[START Supplied material]

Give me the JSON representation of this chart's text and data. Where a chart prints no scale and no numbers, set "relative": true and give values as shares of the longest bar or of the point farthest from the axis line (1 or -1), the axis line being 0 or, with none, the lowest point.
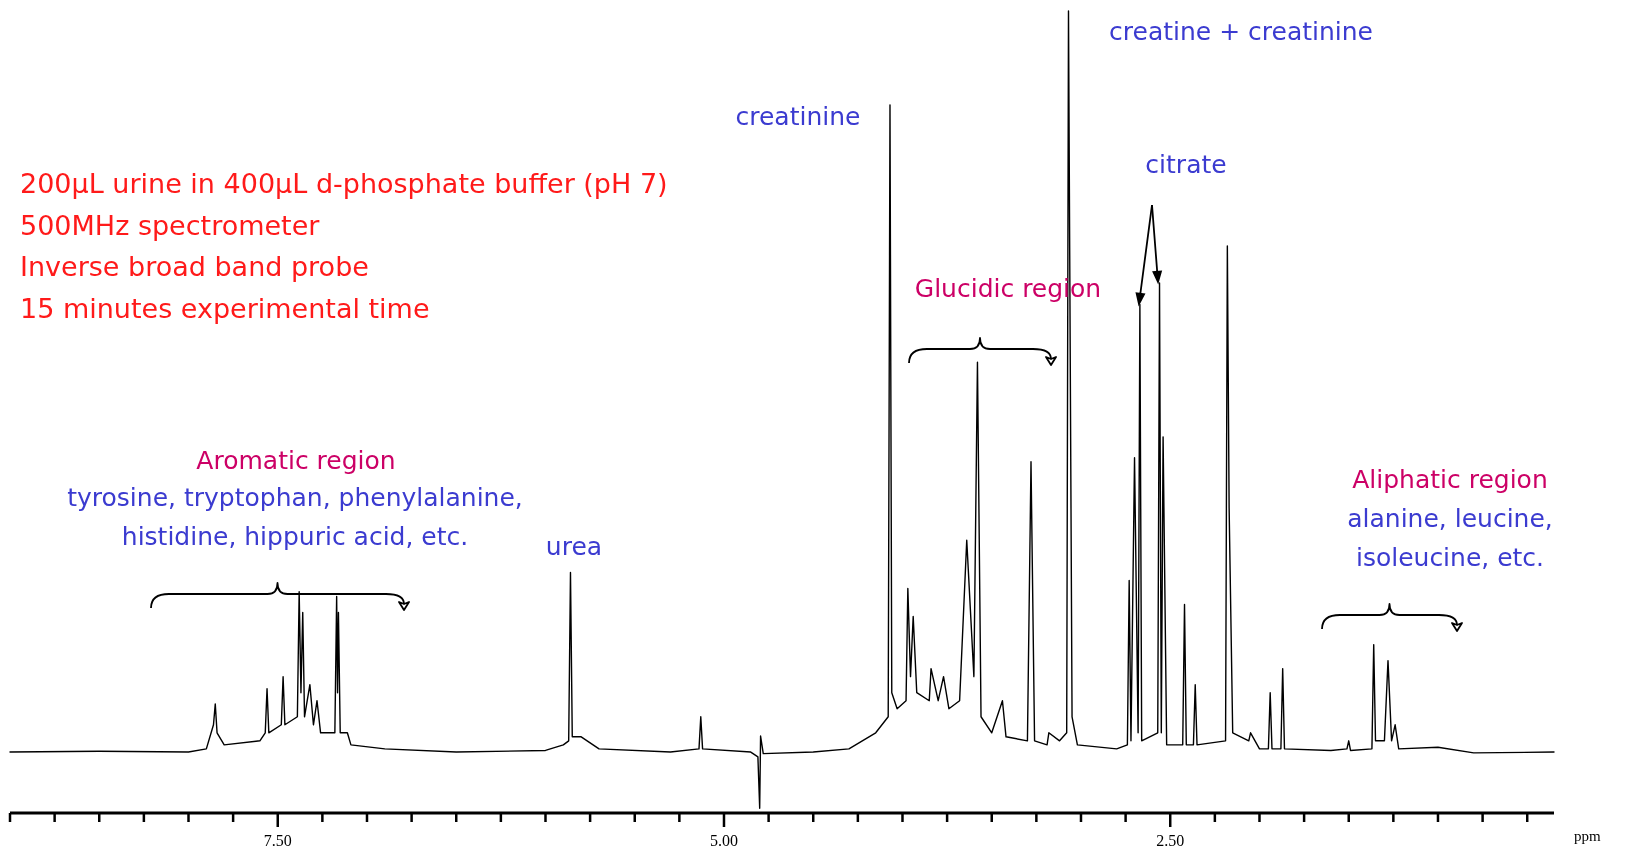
{
  "chart_data": {
    "type": "line",
    "relative": true,
    "xlabel": "ppm",
    "xlim": [
      9.0,
      0.35
    ],
    "xticks": [
      {
        "value": 9.0,
        "label": null
      },
      {
        "value": 8.75,
        "label": null
      },
      {
        "value": 8.5,
        "label": null
      },
      {
        "value": 8.25,
        "label": null
      },
      {
        "value": 8.0,
        "label": null
      },
      {
        "value": 7.75,
        "label": null
      },
      {
        "value": 7.5,
        "label": "7.50"
      },
      {
        "value": 7.25,
        "label": null
      },
      {
        "value": 7.0,
        "label": null
      },
      {
        "value": 6.75,
        "label": null
      },
      {
        "value": 6.5,
        "label": null
      },
      {
        "value": 6.25,
        "label": null
      },
      {
        "value": 6.0,
        "label": null
      },
      {
        "value": 5.75,
        "label": null
      },
      {
        "value": 5.5,
        "label": null
      },
      {
        "value": 5.25,
        "label": null
      },
      {
        "value": 5.0,
        "label": "5.00"
      },
      {
        "value": 4.75,
        "label": null
      },
      {
        "value": 4.5,
        "label": null
      },
      {
        "value": 4.25,
        "label": null
      },
      {
        "value": 4.0,
        "label": null
      },
      {
        "value": 3.75,
        "label": null
      },
      {
        "value": 3.5,
        "label": null
      },
      {
        "value": 3.25,
        "label": null
      },
      {
        "value": 3.0,
        "label": null
      },
      {
        "value": 2.75,
        "label": null
      },
      {
        "value": 2.5,
        "label": "2.50"
      },
      {
        "value": 2.25,
        "label": null
      },
      {
        "value": 2.0,
        "label": null
      },
      {
        "value": 1.75,
        "label": null
      },
      {
        "value": 1.5,
        "label": null
      },
      {
        "value": 1.25,
        "label": null
      },
      {
        "value": 1.0,
        "label": null
      },
      {
        "value": 0.75,
        "label": null
      },
      {
        "value": 0.5,
        "label": null
      }
    ],
    "tick_labels": "x",
    "series": [
      {
        "color": "#000000",
        "x": [
          9.0,
          8.5,
          8.0,
          7.9,
          7.86,
          7.85,
          7.84,
          7.8,
          7.6,
          7.57,
          7.56,
          7.55,
          7.48,
          7.47,
          7.46,
          7.39,
          7.38,
          7.37,
          7.36,
          7.35,
          7.32,
          7.3,
          7.28,
          7.26,
          7.18,
          7.17,
          7.165,
          7.16,
          7.15,
          7.11,
          7.09,
          6.9,
          6.5,
          6.0,
          5.9,
          5.87,
          5.86,
          5.85,
          5.8,
          5.7,
          5.3,
          5.14,
          5.13,
          5.12,
          4.85,
          4.81,
          4.8,
          4.795,
          4.78,
          4.5,
          4.3,
          4.15,
          4.08,
          4.07,
          4.06,
          4.03,
          3.98,
          3.97,
          3.955,
          3.94,
          3.92,
          3.85,
          3.84,
          3.8,
          3.77,
          3.74,
          3.68,
          3.64,
          3.6,
          3.58,
          3.56,
          3.5,
          3.44,
          3.42,
          3.3,
          3.28,
          3.26,
          3.19,
          3.18,
          3.12,
          3.08,
          3.07,
          3.05,
          3.02,
          2.8,
          2.74,
          2.73,
          2.72,
          2.7,
          2.68,
          2.67,
          2.66,
          2.57,
          2.56,
          2.55,
          2.54,
          2.52,
          2.43,
          2.42,
          2.41,
          2.37,
          2.36,
          2.35,
          2.19,
          2.18,
          2.17,
          2.15,
          2.06,
          2.05,
          2.0,
          1.95,
          1.94,
          1.93,
          1.88,
          1.87,
          1.86,
          1.6,
          1.51,
          1.5,
          1.49,
          1.37,
          1.36,
          1.35,
          1.3,
          1.28,
          1.26,
          1.24,
          1.22,
          1.0,
          0.8,
          0.35
        ],
        "values": [
          0.076,
          0.077,
          0.076,
          0.08,
          0.11,
          0.136,
          0.1,
          0.085,
          0.09,
          0.1,
          0.155,
          0.1,
          0.11,
          0.17,
          0.11,
          0.12,
          0.276,
          0.15,
          0.25,
          0.12,
          0.16,
          0.11,
          0.14,
          0.1,
          0.1,
          0.27,
          0.15,
          0.25,
          0.1,
          0.1,
          0.085,
          0.08,
          0.076,
          0.078,
          0.085,
          0.09,
          0.3,
          0.095,
          0.095,
          0.08,
          0.076,
          0.08,
          0.12,
          0.08,
          0.076,
          0.07,
          0.006,
          0.096,
          0.074,
          0.076,
          0.08,
          0.1,
          0.12,
          0.883,
          0.15,
          0.13,
          0.14,
          0.28,
          0.17,
          0.245,
          0.15,
          0.14,
          0.18,
          0.14,
          0.17,
          0.13,
          0.14,
          0.34,
          0.17,
          0.562,
          0.12,
          0.1,
          0.14,
          0.095,
          0.09,
          0.438,
          0.09,
          0.085,
          0.1,
          0.09,
          0.1,
          1.0,
          0.12,
          0.085,
          0.08,
          0.085,
          0.29,
          0.09,
          0.443,
          0.1,
          0.634,
          0.09,
          0.1,
          0.661,
          0.1,
          0.469,
          0.085,
          0.085,
          0.26,
          0.085,
          0.085,
          0.16,
          0.085,
          0.09,
          0.707,
          0.38,
          0.1,
          0.09,
          0.1,
          0.08,
          0.08,
          0.15,
          0.08,
          0.08,
          0.18,
          0.08,
          0.078,
          0.08,
          0.09,
          0.078,
          0.08,
          0.21,
          0.09,
          0.09,
          0.19,
          0.09,
          0.11,
          0.08,
          0.082,
          0.075,
          0.076
        ]
      }
    ],
    "annotations": [
      "200µL urine in 400µL d-phosphate buffer (pH 7)",
      "500MHz spectrometer",
      "Inverse broad band probe",
      "15 minutes experimental time",
      "creatinine",
      "creatine + creatinine",
      "citrate",
      "Glucidic region",
      "Aromatic region",
      "tyrosine, tryptophan, phenylalanine,",
      "histidine, hippuric acid, etc.",
      "urea",
      "Aliphatic region",
      "alanine, leucine,",
      "isoleucine, etc."
    ]
  }
}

[END Supplied material]

▶ [Exercise requirements] Retype all of the entries exactly as written, leaving out any images.

▶ [Complete response]
Give me the JSON representation of this chart's text and data. Where a chart prints no scale and no numbers, set "relative": true and give values as shares of the longest bar or of the point farthest from the axis line (1 or -1), the axis line being 0 or, with none, the lowest point.
{
  "chart_data": {
    "type": "line",
    "relative": true,
    "xlabel": "ppm",
    "xlim": [
      9.0,
      0.35
    ],
    "xticks": [
      {
        "value": 9.0,
        "label": null
      },
      {
        "value": 8.75,
        "label": null
      },
      {
        "value": 8.5,
        "label": null
      },
      {
        "value": 8.25,
        "label": null
      },
      {
        "value": 8.0,
        "label": null
      },
      {
        "value": 7.75,
        "label": null
      },
      {
        "value": 7.5,
        "label": "7.50"
      },
      {
        "value": 7.25,
        "label": null
      },
      {
        "value": 7.0,
        "label": null
      },
      {
        "value": 6.75,
        "label": null
      },
      {
        "value": 6.5,
        "label": null
      },
      {
        "value": 6.25,
        "label": null
      },
      {
        "value": 6.0,
        "label": null
      },
      {
        "value": 5.75,
        "label": null
      },
      {
        "value": 5.5,
        "label": null
      },
      {
        "value": 5.25,
        "label": null
      },
      {
        "value": 5.0,
        "label": "5.00"
      },
      {
        "value": 4.75,
        "label": null
      },
      {
        "value": 4.5,
        "label": null
      },
      {
        "value": 4.25,
        "label": null
      },
      {
        "value": 4.0,
        "label": null
      },
      {
        "value": 3.75,
        "label": null
      },
      {
        "value": 3.5,
        "label": null
      },
      {
        "value": 3.25,
        "label": null
      },
      {
        "value": 3.0,
        "label": null
      },
      {
        "value": 2.75,
        "label": null
      },
      {
        "value": 2.5,
        "label": "2.50"
      },
      {
        "value": 2.25,
        "label": null
      },
      {
        "value": 2.0,
        "label": null
      },
      {
        "value": 1.75,
        "label": null
      },
      {
        "value": 1.5,
        "label": null
      },
      {
        "value": 1.25,
        "label": null
      },
      {
        "value": 1.0,
        "label": null
      },
      {
        "value": 0.75,
        "label": null
      },
      {
        "value": 0.5,
        "label": null
      }
    ],
    "tick_labels": "x",
    "series": [
      {
        "color": "#000000",
        "x": [
          9.0,
          8.5,
          8.0,
          7.9,
          7.86,
          7.85,
          7.84,
          7.8,
          7.6,
          7.57,
          7.56,
          7.55,
          7.48,
          7.47,
          7.46,
          7.39,
          7.38,
          7.37,
          7.36,
          7.35,
          7.32,
          7.3,
          7.28,
          7.26,
          7.18,
          7.17,
          7.165,
          7.16,
          7.15,
          7.11,
          7.09,
          6.9,
          6.5,
          6.0,
          5.9,
          5.87,
          5.86,
          5.85,
          5.8,
          5.7,
          5.3,
          5.14,
          5.13,
          5.12,
          4.85,
          4.81,
          4.8,
          4.795,
          4.78,
          4.5,
          4.3,
          4.15,
          4.08,
          4.07,
          4.06,
          4.03,
          3.98,
          3.97,
          3.955,
          3.94,
          3.92,
          3.85,
          3.84,
          3.8,
          3.77,
          3.74,
          3.68,
          3.64,
          3.6,
          3.58,
          3.56,
          3.5,
          3.44,
          3.42,
          3.3,
          3.28,
          3.26,
          3.19,
          3.18,
          3.12,
          3.08,
          3.07,
          3.05,
          3.02,
          2.8,
          2.74,
          2.73,
          2.72,
          2.7,
          2.68,
          2.67,
          2.66,
          2.57,
          2.56,
          2.55,
          2.54,
          2.52,
          2.43,
          2.42,
          2.41,
          2.37,
          2.36,
          2.35,
          2.19,
          2.18,
          2.17,
          2.15,
          2.06,
          2.05,
          2.0,
          1.95,
          1.94,
          1.93,
          1.88,
          1.87,
          1.86,
          1.6,
          1.51,
          1.5,
          1.49,
          1.37,
          1.36,
          1.35,
          1.3,
          1.28,
          1.26,
          1.24,
          1.22,
          1.0,
          0.8,
          0.35
        ],
        "values": [
          0.076,
          0.077,
          0.076,
          0.08,
          0.11,
          0.136,
          0.1,
          0.085,
          0.09,
          0.1,
          0.155,
          0.1,
          0.11,
          0.17,
          0.11,
          0.12,
          0.276,
          0.15,
          0.25,
          0.12,
          0.16,
          0.11,
          0.14,
          0.1,
          0.1,
          0.27,
          0.15,
          0.25,
          0.1,
          0.1,
          0.085,
          0.08,
          0.076,
          0.078,
          0.085,
          0.09,
          0.3,
          0.095,
          0.095,
          0.08,
          0.076,
          0.08,
          0.12,
          0.08,
          0.076,
          0.07,
          0.006,
          0.096,
          0.074,
          0.076,
          0.08,
          0.1,
          0.12,
          0.883,
          0.15,
          0.13,
          0.14,
          0.28,
          0.17,
          0.245,
          0.15,
          0.14,
          0.18,
          0.14,
          0.17,
          0.13,
          0.14,
          0.34,
          0.17,
          0.562,
          0.12,
          0.1,
          0.14,
          0.095,
          0.09,
          0.438,
          0.09,
          0.085,
          0.1,
          0.09,
          0.1,
          1.0,
          0.12,
          0.085,
          0.08,
          0.085,
          0.29,
          0.09,
          0.443,
          0.1,
          0.634,
          0.09,
          0.1,
          0.661,
          0.1,
          0.469,
          0.085,
          0.085,
          0.26,
          0.085,
          0.085,
          0.16,
          0.085,
          0.09,
          0.707,
          0.38,
          0.1,
          0.09,
          0.1,
          0.08,
          0.08,
          0.15,
          0.08,
          0.08,
          0.18,
          0.08,
          0.078,
          0.08,
          0.09,
          0.078,
          0.08,
          0.21,
          0.09,
          0.09,
          0.19,
          0.09,
          0.11,
          0.08,
          0.082,
          0.075,
          0.076
        ]
      }
    ],
    "annotations": [
      "200µL urine in 400µL d-phosphate buffer (pH 7)",
      "500MHz spectrometer",
      "Inverse broad band probe",
      "15 minutes experimental time",
      "creatinine",
      "creatine + creatinine",
      "citrate",
      "Glucidic region",
      "Aromatic region",
      "tyrosine, tryptophan, phenylalanine,",
      "histidine, hippuric acid, etc.",
      "urea",
      "Aliphatic region",
      "alanine, leucine,",
      "isoleucine, etc."
    ]
  }
}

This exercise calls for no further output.